◆ **Problem statement**
Go through the lines below and copy each one that holds the string "FFFFFF".

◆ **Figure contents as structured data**
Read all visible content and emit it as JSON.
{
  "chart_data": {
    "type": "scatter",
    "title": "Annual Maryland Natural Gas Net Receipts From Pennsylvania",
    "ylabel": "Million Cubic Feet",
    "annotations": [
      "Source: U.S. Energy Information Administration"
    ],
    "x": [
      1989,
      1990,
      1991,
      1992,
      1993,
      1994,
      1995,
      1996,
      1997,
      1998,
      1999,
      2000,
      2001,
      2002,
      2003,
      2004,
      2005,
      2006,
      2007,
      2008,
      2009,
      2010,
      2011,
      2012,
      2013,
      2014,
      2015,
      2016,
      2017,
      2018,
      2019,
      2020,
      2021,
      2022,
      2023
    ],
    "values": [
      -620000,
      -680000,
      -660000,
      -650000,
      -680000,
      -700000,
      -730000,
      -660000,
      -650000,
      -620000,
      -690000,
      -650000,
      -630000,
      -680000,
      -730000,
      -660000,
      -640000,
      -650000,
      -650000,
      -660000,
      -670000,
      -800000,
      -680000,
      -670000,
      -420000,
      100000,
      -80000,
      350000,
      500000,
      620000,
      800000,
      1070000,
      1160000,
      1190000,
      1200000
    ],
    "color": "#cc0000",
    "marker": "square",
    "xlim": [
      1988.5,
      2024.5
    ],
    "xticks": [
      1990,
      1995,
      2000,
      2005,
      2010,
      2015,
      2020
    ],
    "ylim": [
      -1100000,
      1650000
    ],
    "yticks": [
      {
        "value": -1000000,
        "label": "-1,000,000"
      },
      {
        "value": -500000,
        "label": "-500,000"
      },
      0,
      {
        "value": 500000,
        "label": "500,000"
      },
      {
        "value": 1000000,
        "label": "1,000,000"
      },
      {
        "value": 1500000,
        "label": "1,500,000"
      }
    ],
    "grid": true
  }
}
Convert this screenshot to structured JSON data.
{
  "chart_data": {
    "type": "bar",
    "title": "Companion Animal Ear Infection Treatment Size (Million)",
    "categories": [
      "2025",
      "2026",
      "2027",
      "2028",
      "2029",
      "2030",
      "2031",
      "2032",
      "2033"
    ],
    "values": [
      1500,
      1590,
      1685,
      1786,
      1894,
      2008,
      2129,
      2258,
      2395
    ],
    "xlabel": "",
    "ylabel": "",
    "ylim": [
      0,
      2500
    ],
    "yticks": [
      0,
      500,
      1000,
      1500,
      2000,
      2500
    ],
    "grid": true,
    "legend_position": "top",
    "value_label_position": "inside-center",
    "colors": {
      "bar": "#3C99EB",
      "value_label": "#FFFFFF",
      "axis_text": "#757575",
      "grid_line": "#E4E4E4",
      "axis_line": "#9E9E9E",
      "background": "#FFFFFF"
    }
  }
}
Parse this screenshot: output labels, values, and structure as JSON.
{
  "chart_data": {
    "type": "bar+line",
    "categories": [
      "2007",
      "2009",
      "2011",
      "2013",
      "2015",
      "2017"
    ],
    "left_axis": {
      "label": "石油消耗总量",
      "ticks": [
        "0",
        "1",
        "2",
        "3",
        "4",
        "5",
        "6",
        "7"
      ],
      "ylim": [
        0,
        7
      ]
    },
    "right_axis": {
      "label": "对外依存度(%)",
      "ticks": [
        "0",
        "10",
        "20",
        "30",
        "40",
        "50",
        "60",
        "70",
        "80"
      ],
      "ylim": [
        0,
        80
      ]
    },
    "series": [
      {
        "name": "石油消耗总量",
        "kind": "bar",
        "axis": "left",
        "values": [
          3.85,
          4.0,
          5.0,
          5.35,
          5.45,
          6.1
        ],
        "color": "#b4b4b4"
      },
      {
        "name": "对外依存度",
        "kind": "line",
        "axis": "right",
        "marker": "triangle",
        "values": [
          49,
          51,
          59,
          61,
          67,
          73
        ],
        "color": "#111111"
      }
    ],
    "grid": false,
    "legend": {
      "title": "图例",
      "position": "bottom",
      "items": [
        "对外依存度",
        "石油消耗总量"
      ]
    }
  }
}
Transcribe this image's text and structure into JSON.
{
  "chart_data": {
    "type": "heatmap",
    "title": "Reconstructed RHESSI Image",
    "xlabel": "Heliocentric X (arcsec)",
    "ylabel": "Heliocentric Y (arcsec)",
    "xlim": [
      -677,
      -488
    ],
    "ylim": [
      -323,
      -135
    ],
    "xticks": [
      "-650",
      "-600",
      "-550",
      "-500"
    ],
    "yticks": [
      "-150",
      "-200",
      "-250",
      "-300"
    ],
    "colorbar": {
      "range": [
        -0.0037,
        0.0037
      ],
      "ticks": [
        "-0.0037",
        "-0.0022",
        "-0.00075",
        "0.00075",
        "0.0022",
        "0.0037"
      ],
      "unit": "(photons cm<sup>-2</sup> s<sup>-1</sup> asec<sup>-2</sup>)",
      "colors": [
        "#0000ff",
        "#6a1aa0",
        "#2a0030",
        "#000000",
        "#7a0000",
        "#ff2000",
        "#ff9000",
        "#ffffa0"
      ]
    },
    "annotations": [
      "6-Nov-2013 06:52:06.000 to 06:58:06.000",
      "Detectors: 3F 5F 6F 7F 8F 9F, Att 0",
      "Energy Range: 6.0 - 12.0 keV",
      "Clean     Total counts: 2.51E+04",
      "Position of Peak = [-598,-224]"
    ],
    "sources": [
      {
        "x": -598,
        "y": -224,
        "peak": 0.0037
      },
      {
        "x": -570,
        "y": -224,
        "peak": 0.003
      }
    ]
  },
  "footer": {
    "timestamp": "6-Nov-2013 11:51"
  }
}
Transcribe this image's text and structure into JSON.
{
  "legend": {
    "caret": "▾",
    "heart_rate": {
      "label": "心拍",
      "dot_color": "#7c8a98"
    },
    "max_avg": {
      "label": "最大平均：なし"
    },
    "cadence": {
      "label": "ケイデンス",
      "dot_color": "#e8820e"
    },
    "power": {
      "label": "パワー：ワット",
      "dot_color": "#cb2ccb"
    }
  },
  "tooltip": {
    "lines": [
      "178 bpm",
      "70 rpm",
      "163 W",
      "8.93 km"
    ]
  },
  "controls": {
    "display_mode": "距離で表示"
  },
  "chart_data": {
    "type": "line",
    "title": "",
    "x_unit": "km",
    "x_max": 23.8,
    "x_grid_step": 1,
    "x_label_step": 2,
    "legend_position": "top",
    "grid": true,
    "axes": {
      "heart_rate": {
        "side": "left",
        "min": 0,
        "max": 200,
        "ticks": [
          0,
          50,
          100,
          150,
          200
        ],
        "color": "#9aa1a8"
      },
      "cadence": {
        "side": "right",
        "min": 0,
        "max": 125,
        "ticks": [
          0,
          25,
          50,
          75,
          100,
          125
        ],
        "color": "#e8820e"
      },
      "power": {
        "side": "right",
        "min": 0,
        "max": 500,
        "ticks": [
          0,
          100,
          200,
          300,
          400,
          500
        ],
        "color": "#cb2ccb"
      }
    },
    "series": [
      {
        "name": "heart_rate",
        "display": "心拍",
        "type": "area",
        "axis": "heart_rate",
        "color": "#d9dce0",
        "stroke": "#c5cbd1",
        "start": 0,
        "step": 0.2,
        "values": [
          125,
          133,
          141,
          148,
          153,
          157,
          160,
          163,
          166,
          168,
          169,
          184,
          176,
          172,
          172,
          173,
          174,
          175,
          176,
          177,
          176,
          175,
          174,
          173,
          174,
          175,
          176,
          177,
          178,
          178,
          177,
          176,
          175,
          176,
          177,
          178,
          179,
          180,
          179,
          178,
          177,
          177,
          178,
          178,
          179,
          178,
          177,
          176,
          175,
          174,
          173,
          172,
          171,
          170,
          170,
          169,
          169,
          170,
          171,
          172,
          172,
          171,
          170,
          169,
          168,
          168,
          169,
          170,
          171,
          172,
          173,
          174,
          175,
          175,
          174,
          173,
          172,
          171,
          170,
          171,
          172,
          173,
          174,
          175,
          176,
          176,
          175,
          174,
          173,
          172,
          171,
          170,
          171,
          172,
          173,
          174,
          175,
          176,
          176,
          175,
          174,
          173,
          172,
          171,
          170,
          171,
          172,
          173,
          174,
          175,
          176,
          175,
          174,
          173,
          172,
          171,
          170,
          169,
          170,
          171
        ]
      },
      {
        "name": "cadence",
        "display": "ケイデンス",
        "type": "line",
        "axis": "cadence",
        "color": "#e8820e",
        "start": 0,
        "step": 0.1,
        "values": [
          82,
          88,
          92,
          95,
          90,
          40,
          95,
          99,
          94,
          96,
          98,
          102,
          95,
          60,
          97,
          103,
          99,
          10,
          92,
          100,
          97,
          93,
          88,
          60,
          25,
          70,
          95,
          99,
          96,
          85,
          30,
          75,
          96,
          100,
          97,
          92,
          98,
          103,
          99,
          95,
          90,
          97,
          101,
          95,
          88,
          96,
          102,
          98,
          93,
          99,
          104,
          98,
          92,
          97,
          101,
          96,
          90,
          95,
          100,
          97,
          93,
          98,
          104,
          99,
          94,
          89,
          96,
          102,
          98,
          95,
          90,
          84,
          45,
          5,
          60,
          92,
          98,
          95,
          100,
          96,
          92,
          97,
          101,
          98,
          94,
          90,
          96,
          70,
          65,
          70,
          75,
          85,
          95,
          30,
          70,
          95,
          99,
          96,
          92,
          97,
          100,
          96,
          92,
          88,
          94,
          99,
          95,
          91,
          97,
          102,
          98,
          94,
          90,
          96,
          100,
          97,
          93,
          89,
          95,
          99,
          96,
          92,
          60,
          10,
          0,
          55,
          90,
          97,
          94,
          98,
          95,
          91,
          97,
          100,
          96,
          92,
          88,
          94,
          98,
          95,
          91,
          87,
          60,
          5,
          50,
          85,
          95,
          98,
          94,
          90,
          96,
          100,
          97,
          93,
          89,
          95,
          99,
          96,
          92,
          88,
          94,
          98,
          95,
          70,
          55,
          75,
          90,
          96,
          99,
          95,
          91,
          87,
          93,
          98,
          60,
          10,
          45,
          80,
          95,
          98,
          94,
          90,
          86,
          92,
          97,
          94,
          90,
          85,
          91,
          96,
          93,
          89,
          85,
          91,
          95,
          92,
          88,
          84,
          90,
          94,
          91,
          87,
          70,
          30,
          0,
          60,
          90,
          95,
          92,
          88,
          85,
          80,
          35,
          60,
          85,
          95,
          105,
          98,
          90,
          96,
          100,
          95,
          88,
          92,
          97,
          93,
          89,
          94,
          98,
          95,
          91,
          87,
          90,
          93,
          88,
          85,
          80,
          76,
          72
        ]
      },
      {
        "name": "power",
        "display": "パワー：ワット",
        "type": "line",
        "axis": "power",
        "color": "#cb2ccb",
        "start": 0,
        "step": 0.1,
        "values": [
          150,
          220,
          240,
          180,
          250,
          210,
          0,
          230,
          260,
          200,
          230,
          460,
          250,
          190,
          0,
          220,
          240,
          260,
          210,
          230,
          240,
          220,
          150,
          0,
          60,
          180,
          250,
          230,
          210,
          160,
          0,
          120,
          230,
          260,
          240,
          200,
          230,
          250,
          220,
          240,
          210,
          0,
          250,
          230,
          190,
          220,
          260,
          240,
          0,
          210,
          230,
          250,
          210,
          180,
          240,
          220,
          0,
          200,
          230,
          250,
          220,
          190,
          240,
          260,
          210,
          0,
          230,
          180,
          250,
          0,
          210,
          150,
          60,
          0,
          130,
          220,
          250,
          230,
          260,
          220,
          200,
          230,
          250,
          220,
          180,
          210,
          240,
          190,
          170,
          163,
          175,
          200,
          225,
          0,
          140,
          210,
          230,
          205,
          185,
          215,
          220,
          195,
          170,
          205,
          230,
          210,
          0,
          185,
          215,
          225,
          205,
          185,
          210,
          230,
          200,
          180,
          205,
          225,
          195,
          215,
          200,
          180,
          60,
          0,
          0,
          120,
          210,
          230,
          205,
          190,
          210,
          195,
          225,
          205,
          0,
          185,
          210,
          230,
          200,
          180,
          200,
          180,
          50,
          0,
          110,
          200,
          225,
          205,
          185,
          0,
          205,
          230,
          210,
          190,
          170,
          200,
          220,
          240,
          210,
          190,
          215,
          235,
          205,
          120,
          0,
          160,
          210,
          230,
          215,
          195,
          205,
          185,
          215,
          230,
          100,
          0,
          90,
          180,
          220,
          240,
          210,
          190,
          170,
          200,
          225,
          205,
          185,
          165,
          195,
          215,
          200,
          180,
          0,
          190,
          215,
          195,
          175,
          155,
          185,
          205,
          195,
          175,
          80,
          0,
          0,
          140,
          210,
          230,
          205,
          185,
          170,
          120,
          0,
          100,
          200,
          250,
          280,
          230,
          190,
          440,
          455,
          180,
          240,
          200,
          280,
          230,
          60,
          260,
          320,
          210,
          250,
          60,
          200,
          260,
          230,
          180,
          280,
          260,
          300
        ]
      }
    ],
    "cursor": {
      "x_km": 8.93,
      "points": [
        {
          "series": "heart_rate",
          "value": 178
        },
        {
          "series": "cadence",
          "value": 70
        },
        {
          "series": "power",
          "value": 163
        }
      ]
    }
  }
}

◆ **Solution to this task**
      "value_label": "#FFFFFF",
      "background": "#FFFFFF"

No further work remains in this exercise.